• [Data provided]
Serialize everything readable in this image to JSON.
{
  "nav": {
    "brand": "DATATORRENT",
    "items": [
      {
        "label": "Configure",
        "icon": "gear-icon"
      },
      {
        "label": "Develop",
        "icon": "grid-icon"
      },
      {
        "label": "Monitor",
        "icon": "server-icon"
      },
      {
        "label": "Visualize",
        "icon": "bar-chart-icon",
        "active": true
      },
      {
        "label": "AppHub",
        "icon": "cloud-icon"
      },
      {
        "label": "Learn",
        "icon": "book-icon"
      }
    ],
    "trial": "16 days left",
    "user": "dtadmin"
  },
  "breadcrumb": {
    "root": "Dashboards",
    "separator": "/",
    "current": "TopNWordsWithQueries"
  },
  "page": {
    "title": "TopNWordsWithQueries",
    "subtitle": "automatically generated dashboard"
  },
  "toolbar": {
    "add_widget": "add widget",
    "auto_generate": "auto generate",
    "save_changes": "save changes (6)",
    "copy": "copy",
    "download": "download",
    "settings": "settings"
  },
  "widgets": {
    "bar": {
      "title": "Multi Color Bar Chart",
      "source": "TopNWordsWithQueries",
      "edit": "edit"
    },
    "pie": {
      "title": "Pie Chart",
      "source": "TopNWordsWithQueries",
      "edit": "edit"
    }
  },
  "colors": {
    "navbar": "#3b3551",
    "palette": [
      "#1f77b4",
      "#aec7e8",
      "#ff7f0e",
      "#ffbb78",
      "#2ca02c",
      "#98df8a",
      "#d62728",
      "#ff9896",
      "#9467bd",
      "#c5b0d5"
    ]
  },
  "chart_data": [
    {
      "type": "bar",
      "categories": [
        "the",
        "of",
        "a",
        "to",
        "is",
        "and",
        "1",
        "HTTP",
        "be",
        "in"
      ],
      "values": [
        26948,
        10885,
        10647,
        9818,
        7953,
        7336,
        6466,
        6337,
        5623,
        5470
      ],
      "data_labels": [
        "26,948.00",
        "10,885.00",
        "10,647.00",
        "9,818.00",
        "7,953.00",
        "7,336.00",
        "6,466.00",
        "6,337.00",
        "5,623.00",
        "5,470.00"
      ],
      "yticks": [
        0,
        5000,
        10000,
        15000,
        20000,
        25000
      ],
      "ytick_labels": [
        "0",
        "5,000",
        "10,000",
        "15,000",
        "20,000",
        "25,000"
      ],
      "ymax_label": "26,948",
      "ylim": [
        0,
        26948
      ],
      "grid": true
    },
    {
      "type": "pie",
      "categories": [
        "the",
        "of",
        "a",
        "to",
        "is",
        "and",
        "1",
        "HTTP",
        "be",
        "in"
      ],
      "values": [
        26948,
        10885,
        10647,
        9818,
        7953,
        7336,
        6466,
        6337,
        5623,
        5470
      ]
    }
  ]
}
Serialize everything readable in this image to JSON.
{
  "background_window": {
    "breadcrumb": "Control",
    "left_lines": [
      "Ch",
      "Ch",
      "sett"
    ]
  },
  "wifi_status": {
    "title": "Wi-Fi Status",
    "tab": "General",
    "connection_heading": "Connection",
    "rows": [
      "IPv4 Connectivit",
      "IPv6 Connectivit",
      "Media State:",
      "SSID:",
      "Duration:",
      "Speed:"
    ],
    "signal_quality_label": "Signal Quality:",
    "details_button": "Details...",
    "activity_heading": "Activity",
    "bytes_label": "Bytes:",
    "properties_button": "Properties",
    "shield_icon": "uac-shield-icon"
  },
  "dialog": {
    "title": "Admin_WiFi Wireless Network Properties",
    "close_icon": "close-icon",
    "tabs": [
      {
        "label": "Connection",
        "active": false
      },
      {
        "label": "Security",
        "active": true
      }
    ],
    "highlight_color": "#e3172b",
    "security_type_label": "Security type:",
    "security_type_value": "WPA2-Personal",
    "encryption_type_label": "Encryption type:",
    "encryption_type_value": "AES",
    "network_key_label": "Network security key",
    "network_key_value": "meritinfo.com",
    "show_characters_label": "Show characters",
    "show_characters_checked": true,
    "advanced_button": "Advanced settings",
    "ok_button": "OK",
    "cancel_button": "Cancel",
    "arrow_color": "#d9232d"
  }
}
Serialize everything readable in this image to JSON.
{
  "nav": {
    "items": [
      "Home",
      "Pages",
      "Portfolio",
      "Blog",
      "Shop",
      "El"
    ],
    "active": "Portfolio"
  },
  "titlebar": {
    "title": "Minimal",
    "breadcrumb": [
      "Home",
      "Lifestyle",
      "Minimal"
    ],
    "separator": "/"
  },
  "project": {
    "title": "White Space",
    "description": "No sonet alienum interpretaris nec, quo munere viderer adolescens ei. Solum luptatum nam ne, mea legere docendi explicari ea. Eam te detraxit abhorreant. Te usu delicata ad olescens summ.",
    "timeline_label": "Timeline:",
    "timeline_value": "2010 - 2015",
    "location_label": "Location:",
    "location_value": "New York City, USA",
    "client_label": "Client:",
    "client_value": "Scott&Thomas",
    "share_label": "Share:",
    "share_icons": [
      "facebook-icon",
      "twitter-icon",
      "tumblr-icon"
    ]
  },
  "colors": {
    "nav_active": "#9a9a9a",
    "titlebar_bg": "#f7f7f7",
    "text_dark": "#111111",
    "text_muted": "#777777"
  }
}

• [Short exercise]
Set every line of the listing down word for word.

• [Result]
Serialize everything readable in this image to JSON.
{
  "nav": {
    "brand": "DATATORRENT",
    "items": [
      {
        "label": "Configure",
        "icon": "gear-icon"
      },
      {
        "label": "Develop",
        "icon": "grid-icon"
      },
      {
        "label": "Monitor",
        "icon": "server-icon"
      },
      {
        "label": "Visualize",
        "icon": "bar-chart-icon",
        "active": true
      },
      {
        "label": "AppHub",
        "icon": "cloud-icon"
      },
      {
        "label": "Learn",
        "icon": "book-icon"
      }
    ],
    "trial": "16 days left",
    "user": "dtadmin"
  },
  "breadcrumb": {
    "root": "Dashboards",
    "separator": "/",
    "current": "TopNWordsWithQueries"
  },
  "page": {
    "title": "TopNWordsWithQueries",
    "subtitle": "automatically generated dashboard"
  },
  "toolbar": {
    "add_widget": "add widget",
    "auto_generate": "auto generate",
    "save_changes": "save changes (6)",
    "copy": "copy",
    "download": "download",
    "settings": "settings"
  },
  "widgets": {
    "bar": {
      "title": "Multi Color Bar Chart",
      "source": "TopNWordsWithQueries",
      "edit": "edit"
    },
    "pie": {
      "title": "Pie Chart",
      "source": "TopNWordsWithQueries",
      "edit": "edit"
    }
  },
  "colors": {
    "navbar": "#3b3551",
    "palette": [
      "#1f77b4",
      "#aec7e8",
      "#ff7f0e",
      "#ffbb78",
      "#2ca02c",
      "#98df8a",
      "#d62728",
      "#ff9896",
      "#9467bd",
      "#c5b0d5"
    ]
  },
  "chart_data": [
    {
      "type": "bar",
      "categories": [
        "the",
        "of",
        "a",
        "to",
        "is",
        "and",
        "1",
        "HTTP",
        "be",
        "in"
      ],
      "values": [
        26948,
        10885,
        10647,
        9818,
        7953,
        7336,
        6466,
        6337,
        5623,
        5470
      ],
      "data_labels": [
        "26,948.00",
        "10,885.00",
        "10,647.00",
        "9,818.00",
        "7,953.00",
        "7,336.00",
        "6,466.00",
        "6,337.00",
        "5,623.00",
        "5,470.00"
      ],
      "yticks": [
        0,
        5000,
        10000,
        15000,
        20000,
        25000
      ],
      "ytick_labels": [
        "0",
        "5,000",
        "10,000",
        "15,000",
        "20,000",
        "25,000"
      ],
      "ymax_label": "26,948",
      "ylim": [
        0,
        26948
      ],
      "grid": true
    },
    {
      "type": "pie",
      "categories": [
        "the",
        "of",
        "a",
        "to",
        "is",
        "and",
        "1",
        "HTTP",
        "be",
        "in"
      ],
      "values": [
        26948,
        10885,
        10647,
        9818,
        7953,
        7336,
        6466,
        6337,
        5623,
        5470
      ]
    }
  ]
}
Serialize everything readable in this image to JSON.
{
  "background_window": {
    "breadcrumb": "Control",
    "left_lines": [
      "Ch",
      "Ch",
      "sett"
    ]
  },
  "wifi_status": {
    "title": "Wi-Fi Status",
    "tab": "General",
    "connection_heading": "Connection",
    "rows": [
      "IPv4 Connectivit",
      "IPv6 Connectivit",
      "Media State:",
      "SSID:",
      "Duration:",
      "Speed:"
    ],
    "signal_quality_label": "Signal Quality:",
    "details_button": "Details...",
    "activity_heading": "Activity",
    "bytes_label": "Bytes:",
    "properties_button": "Properties",
    "shield_icon": "uac-shield-icon"
  },
  "dialog": {
    "title": "Admin_WiFi Wireless Network Properties",
    "close_icon": "close-icon",
    "tabs": [
      {
        "label": "Connection",
        "active": false
      },
      {
        "label": "Security",
        "active": true
      }
    ],
    "highlight_color": "#e3172b",
    "security_type_label": "Security type:",
    "security_type_value": "WPA2-Personal",
    "encryption_type_label": "Encryption type:",
    "encryption_type_value": "AES",
    "network_key_label": "Network security key",
    "network_key_value": "meritinfo.com",
    "show_characters_label": "Show characters",
    "show_characters_checked": true,
    "advanced_button": "Advanced settings",
    "ok_button": "OK",
    "cancel_button": "Cancel",
    "arrow_color": "#d9232d"
  }
}
Serialize everything readable in this image to JSON.
{
  "nav": {
    "items": [
      "Home",
      "Pages",
      "Portfolio",
      "Blog",
      "Shop",
      "El"
    ],
    "active": "Portfolio"
  },
  "titlebar": {
    "title": "Minimal",
    "breadcrumb": [
      "Home",
      "Lifestyle",
      "Minimal"
    ],
    "separator": "/"
  },
  "project": {
    "title": "White Space",
    "description": "No sonet alienum interpretaris nec, quo munere viderer adolescens ei. Solum luptatum nam ne, mea legere docendi explicari ea. Eam te detraxit abhorreant. Te usu delicata ad olescens summ.",
    "timeline_label": "Timeline:",
    "timeline_value": "2010 - 2015",
    "location_label": "Location:",
    "location_value": "New York City, USA",
    "client_label": "Client:",
    "client_value": "Scott&Thomas",
    "share_label": "Share:",
    "share_icons": [
      "facebook-icon",
      "twitter-icon",
      "tumblr-icon"
    ]
  },
  "colors": {
    "nav_active": "#9a9a9a",
    "titlebar_bg": "#f7f7f7",
    "text_dark": "#111111",
    "text_muted": "#777777"
  }
}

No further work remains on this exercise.